:: DATA TO PROCESS
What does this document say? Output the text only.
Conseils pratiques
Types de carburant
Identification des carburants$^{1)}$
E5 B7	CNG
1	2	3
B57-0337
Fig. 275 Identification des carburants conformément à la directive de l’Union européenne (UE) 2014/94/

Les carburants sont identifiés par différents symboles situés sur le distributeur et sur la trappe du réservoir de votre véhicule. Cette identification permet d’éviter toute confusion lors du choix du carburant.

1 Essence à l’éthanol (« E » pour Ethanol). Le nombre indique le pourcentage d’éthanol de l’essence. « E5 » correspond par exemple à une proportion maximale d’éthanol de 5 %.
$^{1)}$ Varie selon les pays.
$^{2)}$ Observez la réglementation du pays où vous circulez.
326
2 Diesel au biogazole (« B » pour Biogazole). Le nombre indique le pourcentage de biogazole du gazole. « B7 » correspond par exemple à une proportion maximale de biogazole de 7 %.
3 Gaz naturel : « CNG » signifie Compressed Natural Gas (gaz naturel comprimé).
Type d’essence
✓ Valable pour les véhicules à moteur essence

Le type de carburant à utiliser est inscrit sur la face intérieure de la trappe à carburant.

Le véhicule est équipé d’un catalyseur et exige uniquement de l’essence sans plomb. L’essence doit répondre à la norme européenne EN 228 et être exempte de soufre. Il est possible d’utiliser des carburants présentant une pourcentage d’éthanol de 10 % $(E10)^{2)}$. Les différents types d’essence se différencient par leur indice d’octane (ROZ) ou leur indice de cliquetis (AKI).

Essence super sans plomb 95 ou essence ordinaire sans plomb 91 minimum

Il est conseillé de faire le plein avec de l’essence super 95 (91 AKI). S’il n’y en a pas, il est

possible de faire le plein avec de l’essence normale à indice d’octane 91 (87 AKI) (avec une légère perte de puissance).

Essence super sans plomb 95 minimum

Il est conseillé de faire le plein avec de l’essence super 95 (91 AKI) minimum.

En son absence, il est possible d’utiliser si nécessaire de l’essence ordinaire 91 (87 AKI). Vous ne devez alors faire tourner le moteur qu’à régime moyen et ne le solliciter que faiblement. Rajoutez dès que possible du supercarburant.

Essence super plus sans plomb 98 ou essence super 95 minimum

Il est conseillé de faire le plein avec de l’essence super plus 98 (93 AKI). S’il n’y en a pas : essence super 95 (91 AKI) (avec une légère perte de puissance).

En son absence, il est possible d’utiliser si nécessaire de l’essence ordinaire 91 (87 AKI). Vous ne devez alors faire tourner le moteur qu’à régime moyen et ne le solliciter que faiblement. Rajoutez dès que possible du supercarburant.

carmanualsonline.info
::::
EXERCISE AIM: Repeat every entry exactly, please.

SOLUTION FOR THIS PROBLEM:
What does this document say? Output the text only.
Conseils pratiques
Types de carburant
Identification des carburants$^{1)}$
E5 B7	CNG
1	2	3
B57-0337
Fig. 275 Identification des carburants conformément à la directive de l’Union européenne (UE) 2014/94/

Les carburants sont identifiés par différents symboles situés sur le distributeur et sur la trappe du réservoir de votre véhicule. Cette identification permet d’éviter toute confusion lors du choix du carburant.

1 Essence à l’éthanol (« E » pour Ethanol). Le nombre indique le pourcentage d’éthanol de l’essence. « E5 » correspond par exemple à une proportion maximale d’éthanol de 5 %.
$^{1)}$ Varie selon les pays.
$^{2)}$ Observez la réglementation du pays où vous circulez.
326
2 Diesel au biogazole (« B » pour Biogazole). Le nombre indique le pourcentage de biogazole du gazole. « B7 » correspond par exemple à une proportion maximale de biogazole de 7 %.
3 Gaz naturel : « CNG » signifie Compressed Natural Gas (gaz naturel comprimé).
Type d’essence
✓ Valable pour les véhicules à moteur essence

Le type de carburant à utiliser est inscrit sur la face intérieure de la trappe à carburant.

Le véhicule est équipé d’un catalyseur et exige uniquement de l’essence sans plomb. L’essence doit répondre à la norme européenne EN 228 et être exempte de soufre. Il est possible d’utiliser des carburants présentant une pourcentage d’éthanol de 10 % $(E10)^{2)}$. Les différents types d’essence se différencient par leur indice d’octane (ROZ) ou leur indice de cliquetis (AKI).

Essence super sans plomb 95 ou essence ordinaire sans plomb 91 minimum

Il est conseillé de faire le plein avec de l’essence super 95 (91 AKI). S’il n’y en a pas, il est

possible de faire le plein avec de l’essence normale à indice d’octane 91 (87 AKI) (avec une légère perte de puissance).

Essence super sans plomb 95 minimum

Il est conseillé de faire le plein avec de l’essence super 95 (91 AKI) minimum.

En son absence, il est possible d’utiliser si nécessaire de l’essence ordinaire 91 (87 AKI). Vous ne devez alors faire tourner le moteur qu’à régime moyen et ne le solliciter que faiblement. Rajoutez dès que possible du supercarburant.

Essence super plus sans plomb 98 ou essence super 95 minimum

Il est conseillé de faire le plein avec de l’essence super plus 98 (93 AKI). S’il n’y en a pas : essence super 95 (91 AKI) (avec une légère perte de puissance).

En son absence, il est possible d’utiliser si nécessaire de l’essence ordinaire 91 (87 AKI). Vous ne devez alors faire tourner le moteur qu’à régime moyen et ne le solliciter que faiblement. Rajoutez dès que possible du supercarburant.

carmanualsonline.info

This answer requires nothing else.